Input material —
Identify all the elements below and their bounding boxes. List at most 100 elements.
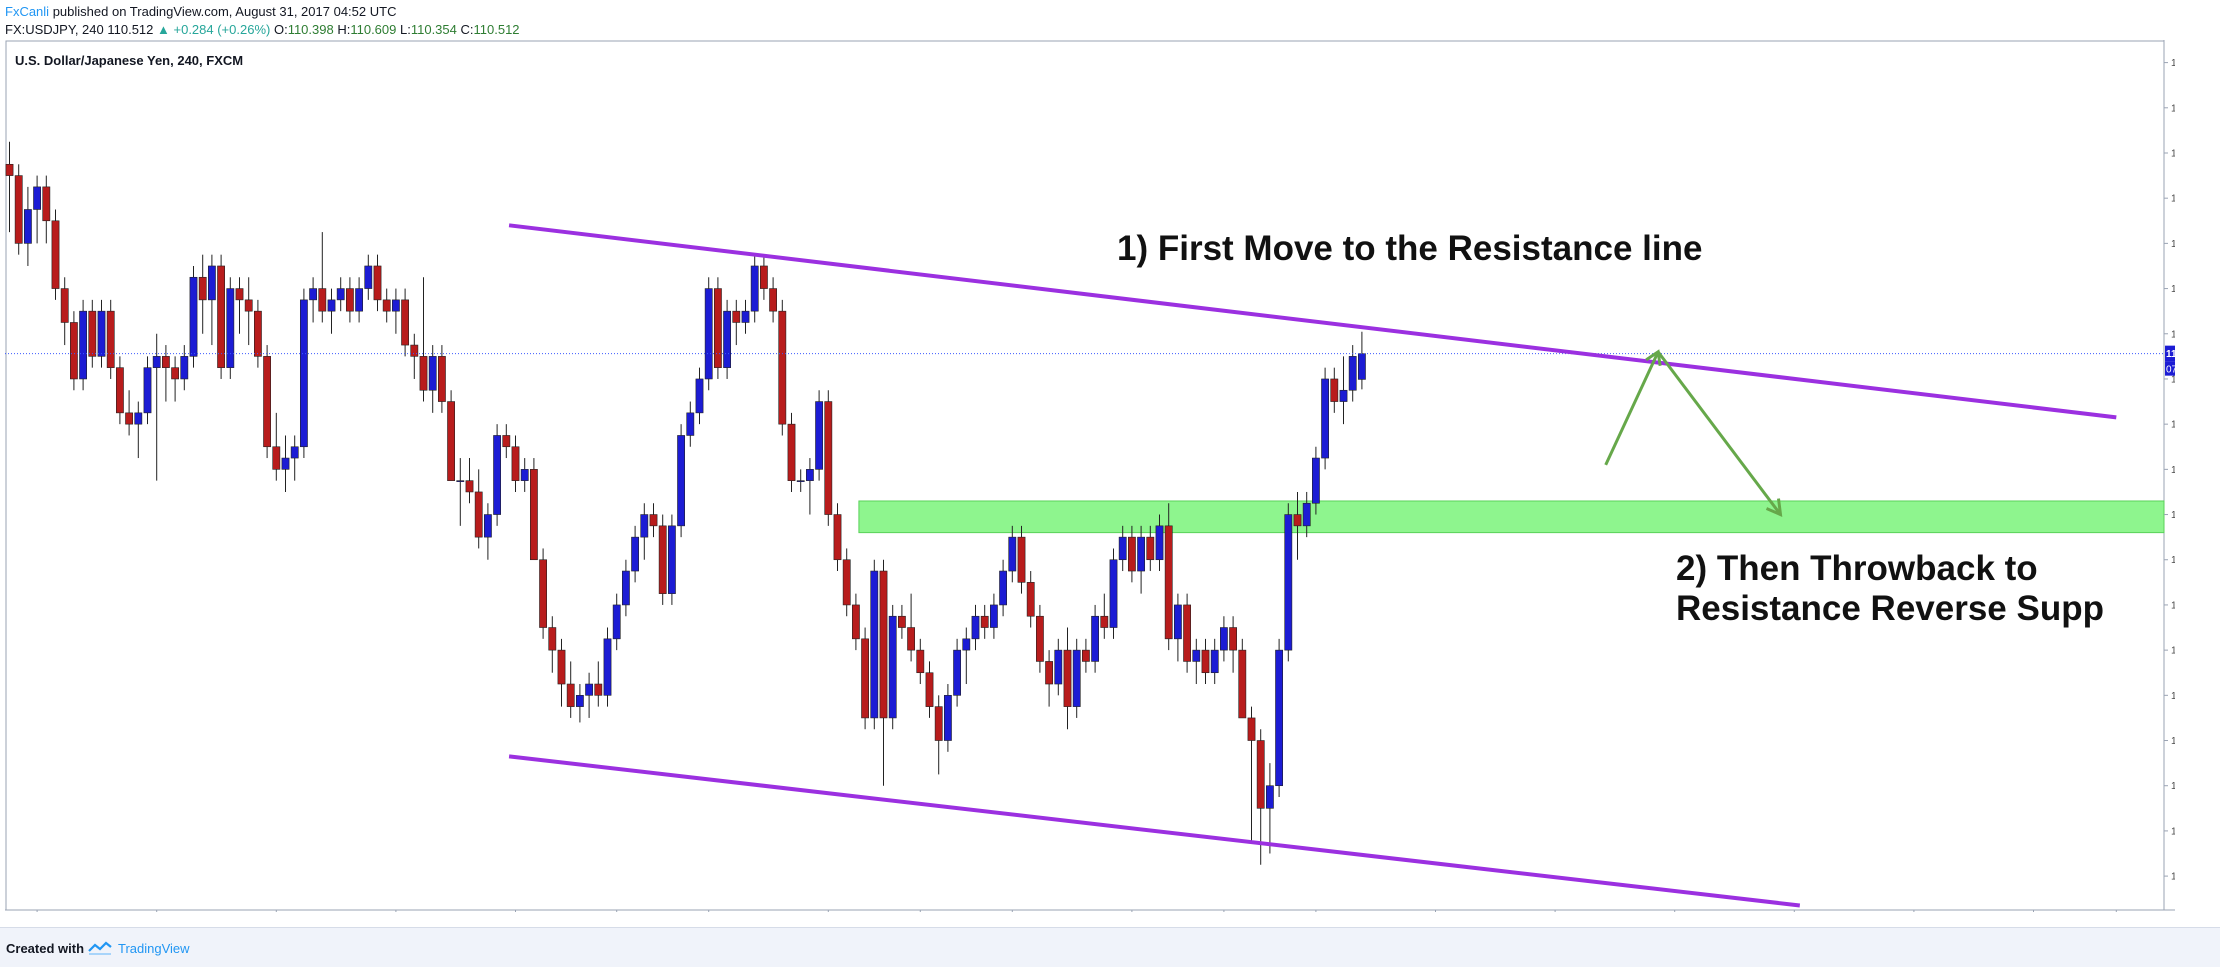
candle[interactable] [667,514,676,605]
candle[interactable] [42,175,51,244]
candle[interactable] [1137,525,1145,594]
candle[interactable] [658,514,667,605]
candle[interactable] [861,627,869,730]
candle[interactable] [162,345,170,402]
candle[interactable] [447,390,455,481]
candle[interactable] [842,548,851,617]
candle[interactable] [796,469,805,492]
candle[interactable] [686,401,695,447]
candle[interactable] [254,299,262,368]
candle[interactable] [916,638,925,685]
author-link[interactable]: FxCanli [5,4,50,19]
candle[interactable] [778,299,787,436]
candle[interactable] [70,311,78,391]
candle[interactable] [391,288,400,334]
candle[interactable] [575,684,584,723]
candle[interactable] [962,627,971,685]
candle[interactable] [364,254,373,300]
candle[interactable] [529,458,538,561]
candle[interactable] [1210,638,1219,685]
candle[interactable] [1063,627,1072,730]
candle[interactable] [989,593,998,639]
candle[interactable] [465,458,474,504]
candle[interactable] [1164,503,1173,651]
candle[interactable] [1008,525,1017,583]
candle[interactable] [603,627,612,707]
candle[interactable] [217,254,225,379]
candle[interactable] [815,390,823,481]
candle[interactable] [226,277,235,379]
candle[interactable] [5,141,14,233]
candle[interactable] [787,412,796,492]
candle[interactable] [60,277,69,346]
candle[interactable] [870,559,879,730]
candle[interactable] [152,333,161,481]
candle[interactable] [631,525,639,583]
candle[interactable] [612,593,621,651]
candle[interactable] [1082,638,1090,673]
candle[interactable] [1247,706,1256,843]
candle[interactable] [483,503,492,560]
price-chart[interactable]: 111.800 111.600 111.400 111.200 111.000 110.8… [5,40,2175,912]
candle[interactable] [741,299,750,334]
candle[interactable] [281,435,290,492]
candle[interactable] [1054,638,1063,696]
candle[interactable] [1229,616,1237,673]
candle[interactable] [723,299,731,379]
candle[interactable] [382,288,391,323]
candle[interactable] [879,559,888,786]
price-axis[interactable]: 111.800 111.600 111.400 111.200 111.000 110.8… [2164,58,2175,883]
candle[interactable] [290,435,299,481]
candle[interactable] [888,604,897,730]
candle[interactable] [1109,548,1118,639]
candle[interactable] [428,345,437,413]
candle[interactable] [585,672,593,718]
time-axis[interactable]: 28Aug37913:00141613:00212313:00252830Sep… [32,910,2127,912]
candle[interactable] [116,356,124,425]
tradingview-logo-icon[interactable] [88,941,112,955]
candle[interactable] [272,412,281,481]
candle[interactable] [769,277,777,323]
candle[interactable] [318,232,327,323]
candle[interactable] [345,277,354,323]
candle[interactable] [502,424,511,459]
candle[interactable] [1146,525,1155,572]
candle[interactable] [824,390,833,526]
candle[interactable] [925,661,934,718]
candle[interactable] [33,175,41,244]
candle[interactable] [1192,638,1201,685]
candle[interactable] [493,424,501,526]
candle[interactable] [640,503,649,560]
candle[interactable] [934,695,943,775]
candle[interactable] [134,401,143,459]
candle[interactable] [621,559,630,617]
candle[interactable] [1302,491,1311,538]
candle[interactable] [1017,525,1026,594]
candle[interactable] [971,604,980,651]
candle[interactable] [1036,604,1044,673]
candle[interactable] [943,684,952,752]
candle[interactable] [143,356,152,425]
candle[interactable] [51,209,60,300]
candle[interactable] [437,345,446,413]
candle[interactable] [953,638,961,707]
candle[interactable] [594,661,603,707]
candle[interactable] [401,288,409,357]
candle[interactable] [474,469,483,549]
candle[interactable] [14,164,23,255]
candle[interactable] [704,277,713,391]
candle[interactable] [410,333,419,379]
candle[interactable] [511,435,520,492]
candle[interactable] [419,277,428,402]
candle[interactable] [198,254,207,334]
candle[interactable] [695,367,704,425]
candle[interactable] [208,254,216,346]
candle[interactable] [355,277,363,323]
candle[interactable] [1118,525,1127,572]
candle[interactable] [244,277,253,346]
candle[interactable] [180,345,189,391]
candle[interactable] [1100,593,1109,639]
candle[interactable] [263,345,271,459]
candle[interactable] [1183,593,1191,673]
candle[interactable] [805,458,814,515]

Exercise prompt — Repeat the data above word for word, leaving out the pictures.

Output —
Identify all the elements below and their bounding boxes. List at most 100 elements.
candle[interactable] [667,514,676,605]
candle[interactable] [42,175,51,244]
candle[interactable] [1137,525,1145,594]
candle[interactable] [658,514,667,605]
candle[interactable] [861,627,869,730]
candle[interactable] [162,345,170,402]
candle[interactable] [447,390,455,481]
candle[interactable] [842,548,851,617]
candle[interactable] [796,469,805,492]
candle[interactable] [686,401,695,447]
candle[interactable] [254,299,262,368]
candle[interactable] [916,638,925,685]
author-link[interactable]: FxCanli [5,4,50,19]
candle[interactable] [778,299,787,436]
candle[interactable] [70,311,78,391]
candle[interactable] [391,288,400,334]
candle[interactable] [575,684,584,723]
candle[interactable] [962,627,971,685]
candle[interactable] [364,254,373,300]
candle[interactable] [529,458,538,561]
candle[interactable] [1210,638,1219,685]
candle[interactable] [1063,627,1072,730]
candle[interactable] [989,593,998,639]
candle[interactable] [465,458,474,504]
candle[interactable] [1164,503,1173,651]
candle[interactable] [1008,525,1017,583]
candle[interactable] [603,627,612,707]
candle[interactable] [217,254,225,379]
candle[interactable] [815,390,823,481]
candle[interactable] [226,277,235,379]
candle[interactable] [5,141,14,233]
candle[interactable] [787,412,796,492]
candle[interactable] [60,277,69,346]
candle[interactable] [870,559,879,730]
candle[interactable] [152,333,161,481]
candle[interactable] [631,525,639,583]
candle[interactable] [612,593,621,651]
candle[interactable] [1082,638,1090,673]
candle[interactable] [1247,706,1256,843]
candle[interactable] [483,503,492,560]
price-chart[interactable]: 111.800 111.600 111.400 111.200 111.000 110.8… [5,40,2175,912]
candle[interactable] [741,299,750,334]
candle[interactable] [281,435,290,492]
candle[interactable] [1054,638,1063,696]
candle[interactable] [1229,616,1237,673]
candle[interactable] [723,299,731,379]
candle[interactable] [382,288,391,323]
candle[interactable] [879,559,888,786]
price-axis[interactable]: 111.800 111.600 111.400 111.200 111.000 110.8… [2164,58,2175,883]
candle[interactable] [290,435,299,481]
candle[interactable] [888,604,897,730]
candle[interactable] [1109,548,1118,639]
candle[interactable] [428,345,437,413]
candle[interactable] [585,672,593,718]
time-axis[interactable]: 28Aug37913:00141613:00212313:00252830Sep… [32,910,2127,912]
candle[interactable] [116,356,124,425]
tradingview-logo-icon[interactable] [88,941,112,955]
candle[interactable] [272,412,281,481]
candle[interactable] [769,277,777,323]
candle[interactable] [318,232,327,323]
candle[interactable] [345,277,354,323]
candle[interactable] [502,424,511,459]
candle[interactable] [1146,525,1155,572]
candle[interactable] [824,390,833,526]
candle[interactable] [925,661,934,718]
candle[interactable] [33,175,41,244]
candle[interactable] [1192,638,1201,685]
candle[interactable] [493,424,501,526]
candle[interactable] [640,503,649,560]
candle[interactable] [934,695,943,775]
candle[interactable] [134,401,143,459]
candle[interactable] [621,559,630,617]
candle[interactable] [1302,491,1311,538]
candle[interactable] [1017,525,1026,594]
candle[interactable] [971,604,980,651]
candle[interactable] [1036,604,1044,673]
candle[interactable] [943,684,952,752]
candle[interactable] [143,356,152,425]
candle[interactable] [51,209,60,300]
candle[interactable] [437,345,446,413]
candle[interactable] [953,638,961,707]
candle[interactable] [594,661,603,707]
candle[interactable] [401,288,409,357]
candle[interactable] [474,469,483,549]
candle[interactable] [14,164,23,255]
candle[interactable] [704,277,713,391]
candle[interactable] [410,333,419,379]
candle[interactable] [511,435,520,492]
candle[interactable] [419,277,428,402]
candle[interactable] [198,254,207,334]
candle[interactable] [695,367,704,425]
candle[interactable] [208,254,216,346]
candle[interactable] [355,277,363,323]
candle[interactable] [1118,525,1127,572]
candle[interactable] [244,277,253,346]
candle[interactable] [180,345,189,391]
candle[interactable] [1100,593,1109,639]
candle[interactable] [263,345,271,459]
candle[interactable] [1183,593,1191,673]
candle[interactable] [805,458,814,515]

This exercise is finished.